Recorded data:
----

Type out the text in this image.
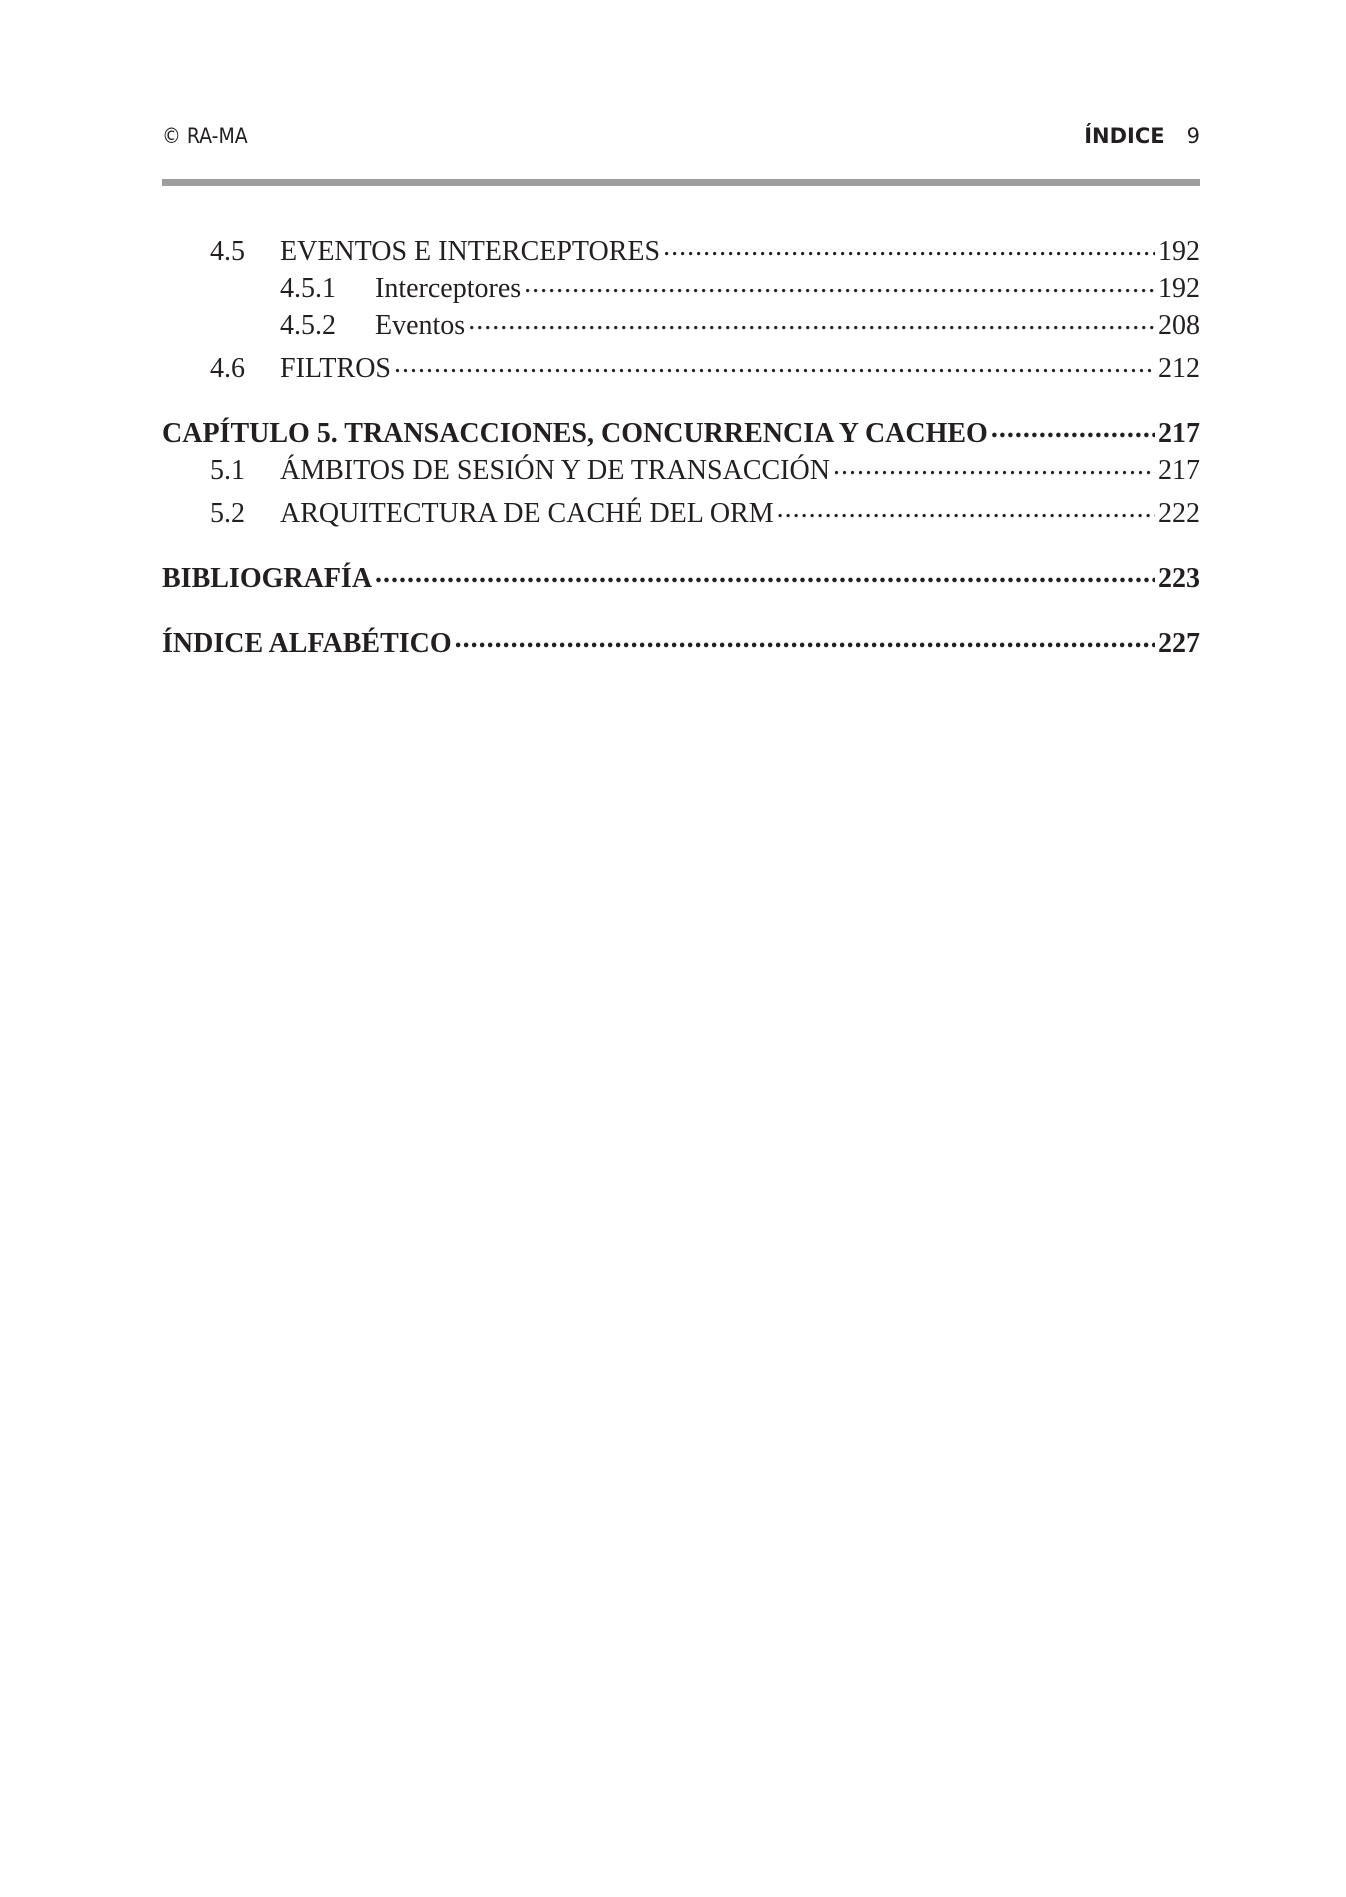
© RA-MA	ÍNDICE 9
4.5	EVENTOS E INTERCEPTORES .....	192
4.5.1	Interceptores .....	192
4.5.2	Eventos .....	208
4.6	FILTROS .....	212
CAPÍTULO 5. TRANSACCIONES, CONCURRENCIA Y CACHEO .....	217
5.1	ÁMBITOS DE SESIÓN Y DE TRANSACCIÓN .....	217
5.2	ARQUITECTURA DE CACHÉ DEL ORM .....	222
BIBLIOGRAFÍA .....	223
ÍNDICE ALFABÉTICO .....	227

----

_DO THIS_
Write out the full set of lines verbatim, without the pictures.

_SOLUTION TO THIS TASK_
Type out the text in this image.
© RA-MA	ÍNDICE 9
4.5	EVENTOS E INTERCEPTORES .....	192
4.5.1	Interceptores .....	192
4.5.2	Eventos .....	208
4.6	FILTROS .....	212
CAPÍTULO 5. TRANSACCIONES, CONCURRENCIA Y CACHEO .....	217
5.1	ÁMBITOS DE SESIÓN Y DE TRANSACCIÓN .....	217
5.2	ARQUITECTURA DE CACHÉ DEL ORM .....	222
BIBLIOGRAFÍA .....	223
ÍNDICE ALFABÉTICO .....	227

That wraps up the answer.